# What is being asked
Copy each line of the following data that contains "image".

# Recorded information
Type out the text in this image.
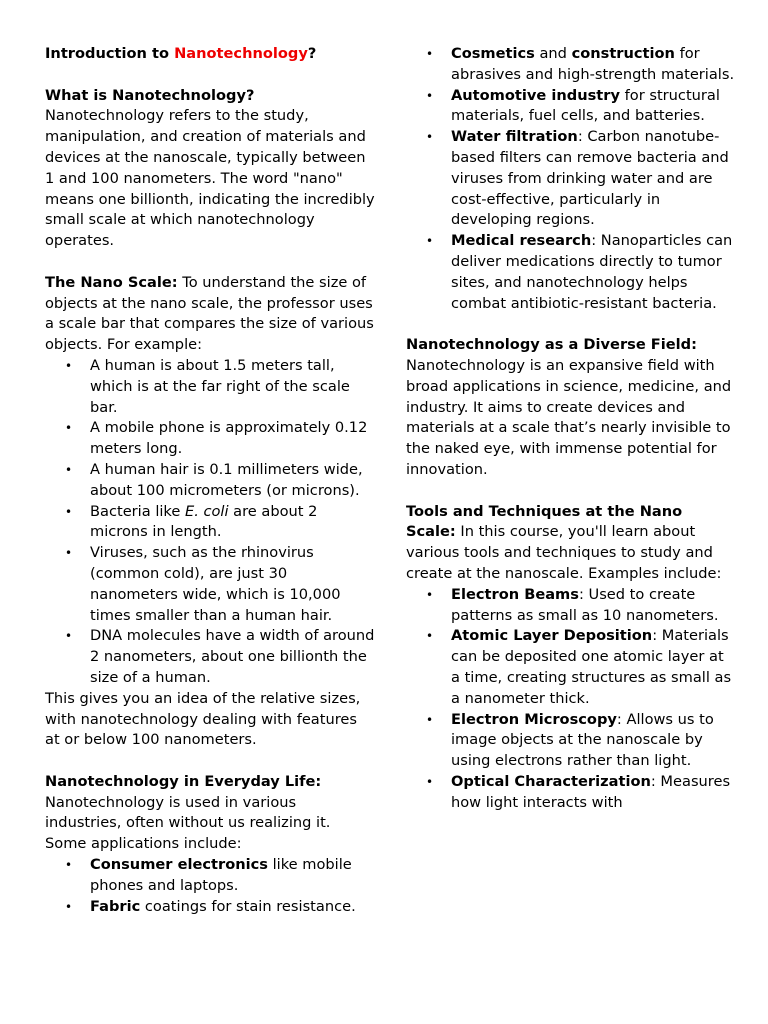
Introduction to Nanotechnology?

What is Nanotechnology?

Nanotechnology refers to the study, manipulation, and creation of materials and devices at the nanoscale, typically between 1 and 100 nanometers. The word "nano" means one billionth, indicating the incredibly small scale at which nanotechnology operates.

The Nano Scale: To understand the size of objects at the nano scale, the professor uses a scale bar that compares the size of various objects. For example:

• A human is about 1.5 meters tall, which is at the far right of the scale bar.
• A mobile phone is approximately 0.12 meters long.
• A human hair is 0.1 millimeters wide, about 100 micrometers (or microns).
• Bacteria like E. coli are about 2 microns in length.
• Viruses, such as the rhinovirus (common cold), are just 30 nanometers wide, which is 10,000 times smaller than a human hair.
• DNA molecules have a width of around 2 nanometers, about one billionth the size of a human.

This gives you an idea of the relative sizes, with nanotechnology dealing with features at or below 100 nanometers.

Nanotechnology in Everyday Life:

Nanotechnology is used in various industries, often without us realizing it. Some applications include:

• Consumer electronics like mobile phones and laptops.
• Fabric coatings for stain resistance.
• Cosmetics and construction for abrasives and high-strength materials.
• Automotive industry for structural materials, fuel cells, and batteries.
• Water filtration: Carbon nanotube-based filters can remove bacteria and viruses from drinking water and are cost-effective, particularly in developing regions.
• Medical research: Nanoparticles can deliver medications directly to tumor sites, and nanotechnology helps combat antibiotic-resistant bacteria.

Nanotechnology as a Diverse Field:

Nanotechnology is an expansive field with broad applications in science, medicine, and industry. It aims to create devices and materials at a scale that’s nearly invisible to the naked eye, with immense potential for innovation.

Tools and Techniques at the Nano Scale: In this course, you'll learn about various tools and techniques to study and create at the nanoscale. Examples include:

• Electron Beams: Used to create patterns as small as 10 nanometers.
• Atomic Layer Deposition: Materials can be deposited one atomic layer at a time, creating structures as small as a nanometer thick.
• Electron Microscopy: Allows us to image objects at the nanoscale by using electrons rather than light.
• Optical Characterization: Measures how light interacts with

# Result for this task
Type out the text in this image.
• Electron Microscopy: Allows us to image objects at the nanoscale by using electrons rather than light.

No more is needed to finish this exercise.